[START Task data]
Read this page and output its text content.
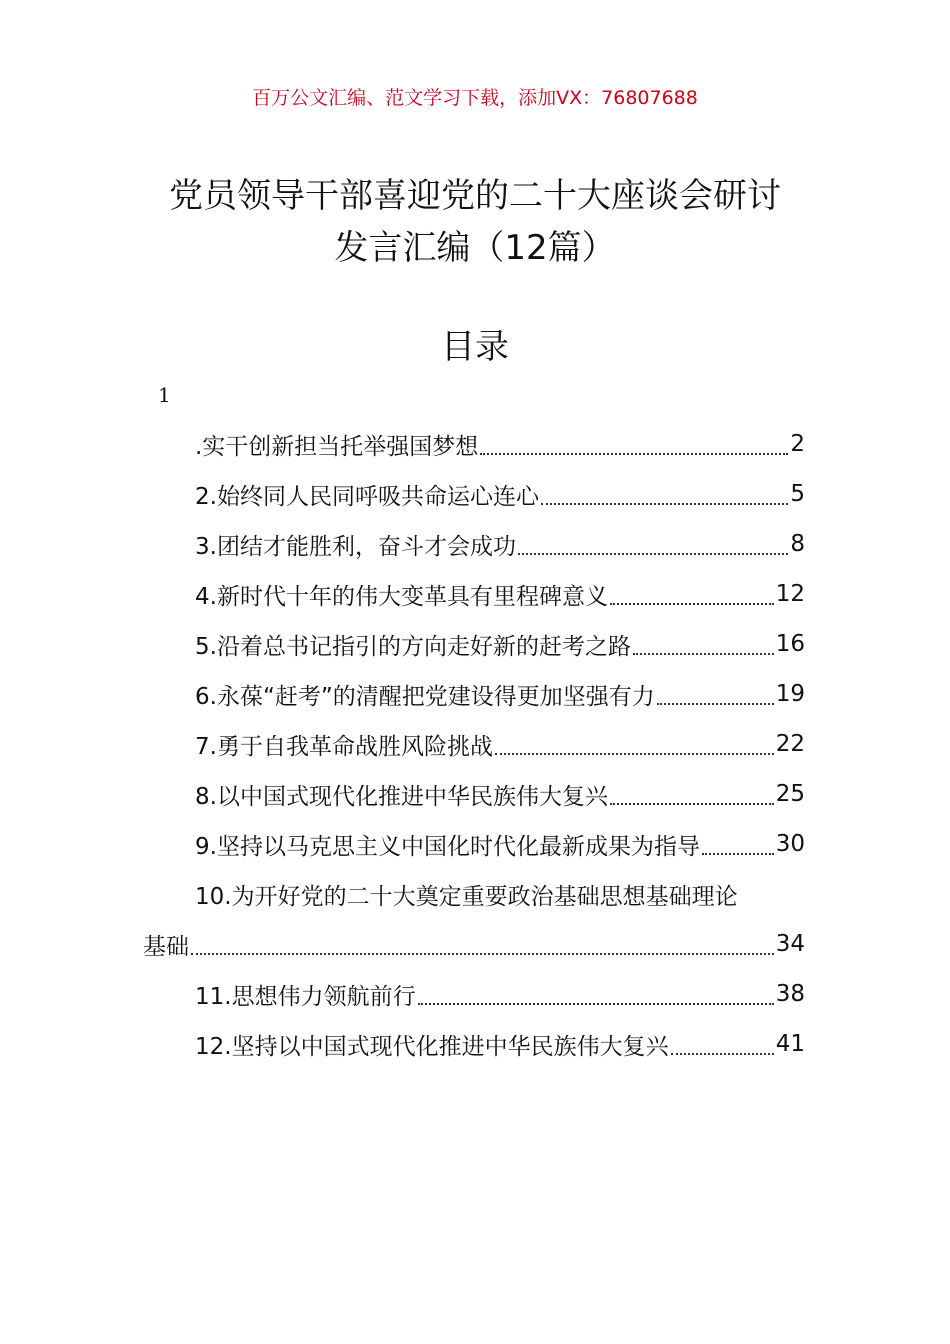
百万公文汇编、范文学习下载，添加VX：76807688
党员领导干部喜迎党的二十大座谈会研讨
发言汇编（12篇）
目录
1
.实干创新担当托举强国梦想	2
2.始终同人民同呼吸共命运心连心	5
3.团结才能胜利，奋斗才会成功	8
4.新时代十年的伟大变革具有里程碑意义	12
5.沿着总书记指引的方向走好新的赶考之路	16
6.永葆“赶考”的清醒把党建设得更加坚强有力	19
7.勇于自我革命战胜风险挑战	22
8.以中国式现代化推进中华民族伟大复兴	25
9.坚持以马克思主义中国化时代化最新成果为指导	30
10.为开好党的二十大奠定重要政治基础思想基础理论
基础	34
11.思想伟力领航前行	38
12.坚持以中国式现代化推进中华民族伟大复兴	41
[END Task data]
Reproduce all of the entries word for word, skipping any pictures they hold.

* _Solution for this task_
Read this page and output its text content.
百万公文汇编、范文学习下载，添加VX：76807688
党员领导干部喜迎党的二十大座谈会研讨
发言汇编（12篇）
目录
1
.实干创新担当托举强国梦想	2
2.始终同人民同呼吸共命运心连心	5
3.团结才能胜利，奋斗才会成功	8
4.新时代十年的伟大变革具有里程碑意义	12
5.沿着总书记指引的方向走好新的赶考之路	16
6.永葆“赶考”的清醒把党建设得更加坚强有力	19
7.勇于自我革命战胜风险挑战	22
8.以中国式现代化推进中华民族伟大复兴	25
9.坚持以马克思主义中国化时代化最新成果为指导	30
10.为开好党的二十大奠定重要政治基础思想基础理论
基础	34
11.思想伟力领航前行	38
12.坚持以中国式现代化推进中华民族伟大复兴	41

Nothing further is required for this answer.